* [EXERCISE AIM] Please write out every line of the data below without changing anything.

>> Begin DATA EXTRACT

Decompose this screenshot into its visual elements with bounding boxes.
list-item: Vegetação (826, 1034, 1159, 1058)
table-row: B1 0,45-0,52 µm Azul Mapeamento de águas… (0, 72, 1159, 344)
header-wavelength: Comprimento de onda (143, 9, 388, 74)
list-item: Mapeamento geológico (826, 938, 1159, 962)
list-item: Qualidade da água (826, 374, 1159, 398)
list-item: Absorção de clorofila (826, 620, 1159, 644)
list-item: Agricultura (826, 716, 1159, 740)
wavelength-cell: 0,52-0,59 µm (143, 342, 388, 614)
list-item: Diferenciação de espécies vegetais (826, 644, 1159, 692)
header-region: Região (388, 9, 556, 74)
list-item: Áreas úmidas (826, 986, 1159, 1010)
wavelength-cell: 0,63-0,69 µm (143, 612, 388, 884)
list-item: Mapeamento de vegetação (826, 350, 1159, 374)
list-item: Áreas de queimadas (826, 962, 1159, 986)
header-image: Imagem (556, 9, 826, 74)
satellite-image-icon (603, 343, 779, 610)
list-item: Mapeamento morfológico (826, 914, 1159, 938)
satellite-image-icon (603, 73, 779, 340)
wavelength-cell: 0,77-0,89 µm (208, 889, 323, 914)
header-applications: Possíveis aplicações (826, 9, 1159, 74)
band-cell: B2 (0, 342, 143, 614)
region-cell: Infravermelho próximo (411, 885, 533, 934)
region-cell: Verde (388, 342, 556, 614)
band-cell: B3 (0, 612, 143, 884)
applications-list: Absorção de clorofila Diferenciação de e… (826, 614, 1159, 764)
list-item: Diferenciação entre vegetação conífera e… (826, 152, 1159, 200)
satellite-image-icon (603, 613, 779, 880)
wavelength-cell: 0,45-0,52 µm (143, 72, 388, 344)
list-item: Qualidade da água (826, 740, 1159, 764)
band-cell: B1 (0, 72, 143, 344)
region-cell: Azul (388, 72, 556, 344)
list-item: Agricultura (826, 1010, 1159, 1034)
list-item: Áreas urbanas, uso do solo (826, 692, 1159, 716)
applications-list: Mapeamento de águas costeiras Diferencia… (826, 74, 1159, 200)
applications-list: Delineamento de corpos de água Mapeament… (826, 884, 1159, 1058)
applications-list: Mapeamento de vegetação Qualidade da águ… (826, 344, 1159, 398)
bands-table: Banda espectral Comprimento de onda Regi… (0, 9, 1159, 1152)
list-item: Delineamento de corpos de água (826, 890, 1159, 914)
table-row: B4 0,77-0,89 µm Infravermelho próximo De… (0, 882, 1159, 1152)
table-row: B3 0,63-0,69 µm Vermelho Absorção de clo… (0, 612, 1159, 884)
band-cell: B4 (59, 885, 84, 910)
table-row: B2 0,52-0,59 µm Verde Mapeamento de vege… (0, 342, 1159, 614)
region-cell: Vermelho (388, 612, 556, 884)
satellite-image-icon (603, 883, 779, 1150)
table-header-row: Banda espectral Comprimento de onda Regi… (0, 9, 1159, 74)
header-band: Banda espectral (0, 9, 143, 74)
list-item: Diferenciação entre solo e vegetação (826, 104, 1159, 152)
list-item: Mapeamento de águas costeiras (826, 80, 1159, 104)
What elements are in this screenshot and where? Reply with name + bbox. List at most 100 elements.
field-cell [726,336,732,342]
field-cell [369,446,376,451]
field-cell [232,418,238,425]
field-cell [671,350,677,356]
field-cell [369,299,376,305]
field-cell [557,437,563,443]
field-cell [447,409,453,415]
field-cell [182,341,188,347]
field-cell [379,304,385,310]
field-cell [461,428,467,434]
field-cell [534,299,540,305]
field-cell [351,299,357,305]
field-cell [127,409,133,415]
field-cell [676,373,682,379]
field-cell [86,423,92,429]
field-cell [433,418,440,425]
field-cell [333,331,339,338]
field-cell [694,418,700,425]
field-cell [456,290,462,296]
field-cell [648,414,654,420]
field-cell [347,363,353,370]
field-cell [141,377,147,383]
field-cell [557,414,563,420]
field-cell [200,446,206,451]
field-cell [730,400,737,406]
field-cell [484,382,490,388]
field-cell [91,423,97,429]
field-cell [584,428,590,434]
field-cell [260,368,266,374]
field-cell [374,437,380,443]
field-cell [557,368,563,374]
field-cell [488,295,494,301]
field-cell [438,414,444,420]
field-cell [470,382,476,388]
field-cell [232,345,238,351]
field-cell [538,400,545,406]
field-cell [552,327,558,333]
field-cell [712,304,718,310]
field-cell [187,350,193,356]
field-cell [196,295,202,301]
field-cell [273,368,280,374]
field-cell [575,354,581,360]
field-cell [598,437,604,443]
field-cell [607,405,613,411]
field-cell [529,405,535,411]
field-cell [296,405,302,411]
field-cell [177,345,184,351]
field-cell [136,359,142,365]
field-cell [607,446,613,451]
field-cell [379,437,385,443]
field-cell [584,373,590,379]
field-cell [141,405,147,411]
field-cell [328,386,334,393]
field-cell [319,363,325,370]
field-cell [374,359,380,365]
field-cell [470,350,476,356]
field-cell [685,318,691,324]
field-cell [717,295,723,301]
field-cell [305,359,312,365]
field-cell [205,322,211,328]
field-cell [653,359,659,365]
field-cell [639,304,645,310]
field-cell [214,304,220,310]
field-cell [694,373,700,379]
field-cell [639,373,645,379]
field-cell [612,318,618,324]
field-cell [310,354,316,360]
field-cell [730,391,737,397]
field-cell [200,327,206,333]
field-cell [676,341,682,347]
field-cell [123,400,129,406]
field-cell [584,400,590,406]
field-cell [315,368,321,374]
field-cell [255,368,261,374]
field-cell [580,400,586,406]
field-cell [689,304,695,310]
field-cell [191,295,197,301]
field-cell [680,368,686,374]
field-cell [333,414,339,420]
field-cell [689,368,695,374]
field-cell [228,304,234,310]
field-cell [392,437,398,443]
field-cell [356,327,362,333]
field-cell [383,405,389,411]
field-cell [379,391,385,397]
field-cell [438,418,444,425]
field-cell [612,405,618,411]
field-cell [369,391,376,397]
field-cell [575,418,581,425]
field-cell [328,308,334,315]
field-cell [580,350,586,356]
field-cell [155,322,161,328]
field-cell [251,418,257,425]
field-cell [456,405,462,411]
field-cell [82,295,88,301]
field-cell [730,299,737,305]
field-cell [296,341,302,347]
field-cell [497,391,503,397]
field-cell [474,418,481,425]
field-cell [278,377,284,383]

>> End DATA EXTRACT

* [RESULT OF THIS TASK]
Decompose this screenshot into its visual elements with bounding boxes.
list-item: Vegetação (826, 1034, 1159, 1058)
table-row: B1 0,45-0,52 µm Azul Mapeamento de águas… (0, 72, 1159, 344)
header-wavelength: Comprimento de onda (143, 9, 388, 74)
list-item: Mapeamento geológico (826, 938, 1159, 962)
list-item: Qualidade da água (826, 374, 1159, 398)
list-item: Absorção de clorofila (826, 620, 1159, 644)
list-item: Agricultura (826, 716, 1159, 740)
wavelength-cell: 0,52-0,59 µm (143, 342, 388, 614)
list-item: Diferenciação de espécies vegetais (826, 644, 1159, 692)
header-region: Região (388, 9, 556, 74)
list-item: Áreas úmidas (826, 986, 1159, 1010)
wavelength-cell: 0,63-0,69 µm (143, 612, 388, 884)
list-item: Mapeamento de vegetação (826, 350, 1159, 374)
list-item: Áreas de queimadas (826, 962, 1159, 986)
header-image: Imagem (556, 9, 826, 74)
satellite-image-icon (603, 343, 779, 610)
list-item: Mapeamento morfológico (826, 914, 1159, 938)
satellite-image-icon (603, 73, 779, 340)
wavelength-cell: 0,77-0,89 µm (208, 889, 323, 914)
header-applications: Possíveis aplicações (826, 9, 1159, 74)
band-cell: B2 (0, 342, 143, 614)
region-cell: Infravermelho próximo (411, 885, 533, 934)
region-cell: Verde (388, 342, 556, 614)
band-cell: B3 (0, 612, 143, 884)
applications-list: Absorção de clorofila Diferenciação de e… (826, 614, 1159, 764)
list-item: Diferenciação entre vegetação conífera e… (826, 152, 1159, 200)
satellite-image-icon (603, 613, 779, 880)
wavelength-cell: 0,45-0,52 µm (143, 72, 388, 344)
list-item: Qualidade da água (826, 740, 1159, 764)
band-cell: B1 (0, 72, 143, 344)
region-cell: Azul (388, 72, 556, 344)
list-item: Agricultura (826, 1010, 1159, 1034)
list-item: Áreas urbanas, uso do solo (826, 692, 1159, 716)
applications-list: Mapeamento de águas costeiras Diferencia… (826, 74, 1159, 200)
applications-list: Delineamento de corpos de água Mapeament… (826, 884, 1159, 1058)
applications-list: Mapeamento de vegetação Qualidade da águ… (826, 344, 1159, 398)
bands-table: Banda espectral Comprimento de onda Regi… (0, 9, 1159, 1152)
list-item: Delineamento de corpos de água (826, 890, 1159, 914)
table-row: B4 0,77-0,89 µm Infravermelho próximo De… (0, 882, 1159, 1152)
table-row: B3 0,63-0,69 µm Vermelho Absorção de clo… (0, 612, 1159, 884)
band-cell: B4 (59, 885, 84, 910)
table-row: B2 0,52-0,59 µm Verde Mapeamento de vege… (0, 342, 1159, 614)
region-cell: Vermelho (388, 612, 556, 884)
satellite-image-icon (603, 883, 779, 1150)
table-header-row: Banda espectral Comprimento de onda Regi… (0, 9, 1159, 74)
header-band: Banda espectral (0, 9, 143, 74)
list-item: Diferenciação entre solo e vegetação (826, 104, 1159, 152)
list-item: Mapeamento de águas costeiras (826, 80, 1159, 104)
What elements are in this screenshot and where? Reply with name + bbox. List at most 100 elements.
field-cell [726,336,732,342]
field-cell [369,446,376,451]
field-cell [232,418,238,425]
field-cell [671,350,677,356]
field-cell [369,299,376,305]
field-cell [557,437,563,443]
field-cell [447,409,453,415]
field-cell [182,341,188,347]
field-cell [379,304,385,310]
field-cell [461,428,467,434]
field-cell [534,299,540,305]
field-cell [351,299,357,305]
field-cell [127,409,133,415]
field-cell [676,373,682,379]
field-cell [86,423,92,429]
field-cell [433,418,440,425]
field-cell [333,331,339,338]
field-cell [694,418,700,425]
field-cell [456,290,462,296]
field-cell [648,414,654,420]
field-cell [347,363,353,370]
field-cell [141,377,147,383]
field-cell [557,414,563,420]
field-cell [200,446,206,451]
field-cell [730,400,737,406]
field-cell [484,382,490,388]
field-cell [91,423,97,429]
field-cell [584,428,590,434]
field-cell [260,368,266,374]
field-cell [374,437,380,443]
field-cell [557,368,563,374]
field-cell [488,295,494,301]
field-cell [438,414,444,420]
field-cell [470,382,476,388]
field-cell [232,345,238,351]
field-cell [538,400,545,406]
field-cell [552,327,558,333]
field-cell [712,304,718,310]
field-cell [187,350,193,356]
field-cell [196,295,202,301]
field-cell [273,368,280,374]
field-cell [575,354,581,360]
field-cell [598,437,604,443]
field-cell [607,405,613,411]
field-cell [529,405,535,411]
field-cell [296,405,302,411]
field-cell [177,345,184,351]
field-cell [136,359,142,365]
field-cell [607,446,613,451]
field-cell [379,437,385,443]
field-cell [584,373,590,379]
field-cell [141,405,147,411]
field-cell [328,386,334,393]
field-cell [319,363,325,370]
field-cell [374,359,380,365]
field-cell [470,350,476,356]
field-cell [685,318,691,324]
field-cell [717,295,723,301]
field-cell [305,359,312,365]
field-cell [205,322,211,328]
field-cell [653,359,659,365]
field-cell [639,304,645,310]
field-cell [214,304,220,310]
field-cell [694,373,700,379]
field-cell [639,373,645,379]
field-cell [612,318,618,324]
field-cell [310,354,316,360]
field-cell [730,391,737,397]
field-cell [200,327,206,333]
field-cell [676,341,682,347]
field-cell [123,400,129,406]
field-cell [584,400,590,406]
field-cell [315,368,321,374]
field-cell [255,368,261,374]
field-cell [580,400,586,406]
field-cell [689,304,695,310]
field-cell [191,295,197,301]
field-cell [680,368,686,374]
field-cell [333,414,339,420]
field-cell [689,368,695,374]
field-cell [228,304,234,310]
field-cell [392,437,398,443]
field-cell [356,327,362,333]
field-cell [383,405,389,411]
field-cell [379,391,385,397]
field-cell [438,418,444,425]
field-cell [612,405,618,411]
field-cell [369,391,376,397]
field-cell [575,418,581,425]
field-cell [328,308,334,315]
field-cell [580,350,586,356]
field-cell [155,322,161,328]
field-cell [251,418,257,425]
field-cell [456,405,462,411]
field-cell [82,295,88,301]
field-cell [730,299,737,305]
field-cell [296,341,302,347]
field-cell [497,391,503,397]
field-cell [474,418,481,425]
field-cell [278,377,284,383]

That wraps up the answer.